Aim:
State the number of lines that contain the word "HIGH", and add nothing else.

──────── Supplied entries ────────

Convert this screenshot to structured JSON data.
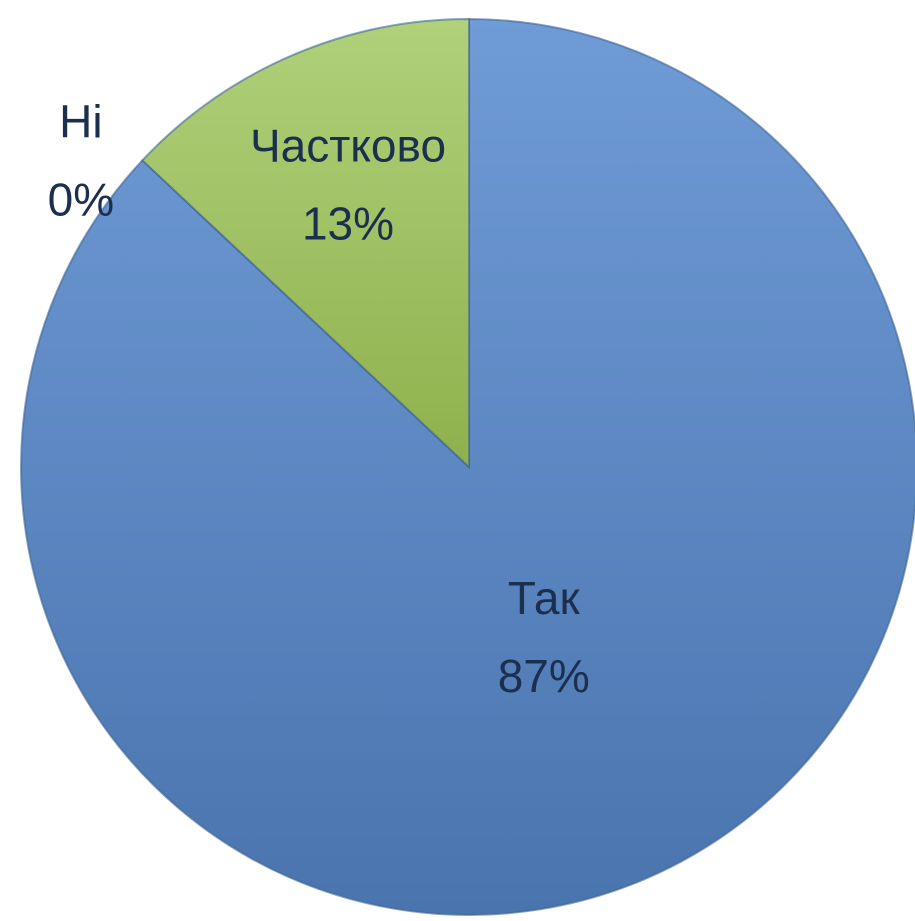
{
  "chart_data": {
    "type": "pie",
    "categories": [
      "Так",
      "Ні",
      "Частково"
    ],
    "values": [
      87,
      0,
      13
    ],
    "value_labels": [
      "87%",
      "0%",
      "13%"
    ],
    "colors": [
      "#5f8bc8",
      "#c0504d",
      "#a4c466"
    ]
  }
}
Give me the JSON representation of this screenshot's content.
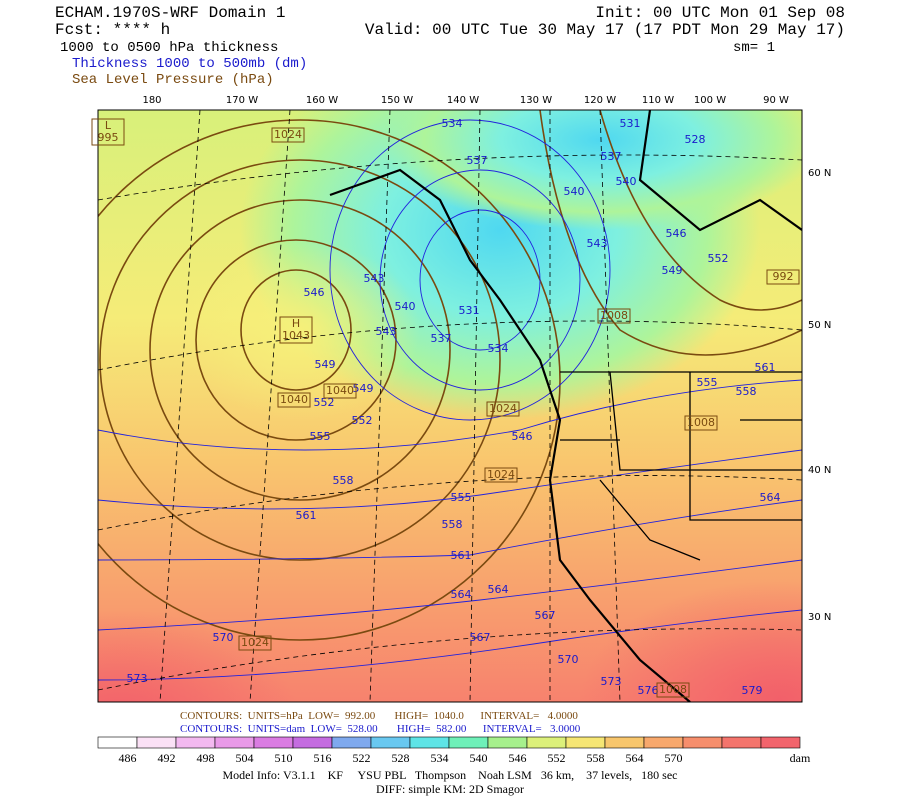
{
  "header": {
    "model": "ECHAM.1970S-WRF Domain 1",
    "fcst": "Fcst: **** h",
    "field": "1000 to 0500 hPa thickness",
    "init": "Init: 00 UTC Mon 01 Sep 08",
    "valid": "Valid: 00 UTC Tue 30 May 17 (17 PDT Mon 29 May 17)",
    "sm": "sm= 1",
    "legend_thickness": "Thickness 1000 to 500mb (dm)",
    "legend_slp": "Sea Level Pressure (hPa)"
  },
  "lon_labels": [
    "180",
    "170 W",
    "160 W",
    "150 W",
    "140 W",
    "130 W",
    "120 W",
    "110 W",
    "100 W",
    "90 W"
  ],
  "lat_labels": [
    "60 N",
    "50 N",
    "40 N",
    "30 N"
  ],
  "thickness_labels": [
    "534",
    "531",
    "528",
    "537",
    "537",
    "540",
    "540",
    "543",
    "546",
    "549",
    "552",
    "543",
    "546",
    "540",
    "531",
    "537",
    "543",
    "534",
    "549",
    "549",
    "552",
    "552",
    "555",
    "558",
    "561",
    "555",
    "546",
    "558",
    "555",
    "561",
    "558",
    "561",
    "564",
    "564",
    "567",
    "567",
    "570",
    "570",
    "573",
    "573",
    "576",
    "579",
    "564"
  ],
  "pressure_labels": [
    "1024",
    "H\n1043",
    "1040",
    "1040",
    "1024",
    "1024",
    "1008",
    "1008",
    "992",
    "1024",
    "1008",
    "L\n995"
  ],
  "contour_info": {
    "slp": "CONTOURS:  UNITS=hPa  LOW=  992.00       HIGH=  1040.0      INTERVAL=   4.0000",
    "thickness": "CONTOURS:  UNITS=dam  LOW=  528.00       HIGH=  582.00      INTERVAL=   3.0000"
  },
  "colorbar": {
    "levels": [
      "486",
      "492",
      "498",
      "504",
      "510",
      "516",
      "522",
      "528",
      "534",
      "540",
      "546",
      "552",
      "558",
      "564",
      "570"
    ],
    "unit": "dam"
  },
  "footer": {
    "model_info": "Model Info: V3.1.1    KF     YSU PBL   Thompson    Noah LSM   36 km,    37 levels,   180 sec",
    "diff": "DIFF: simple KM: 2D Smagor"
  }
}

────────

Task result:
2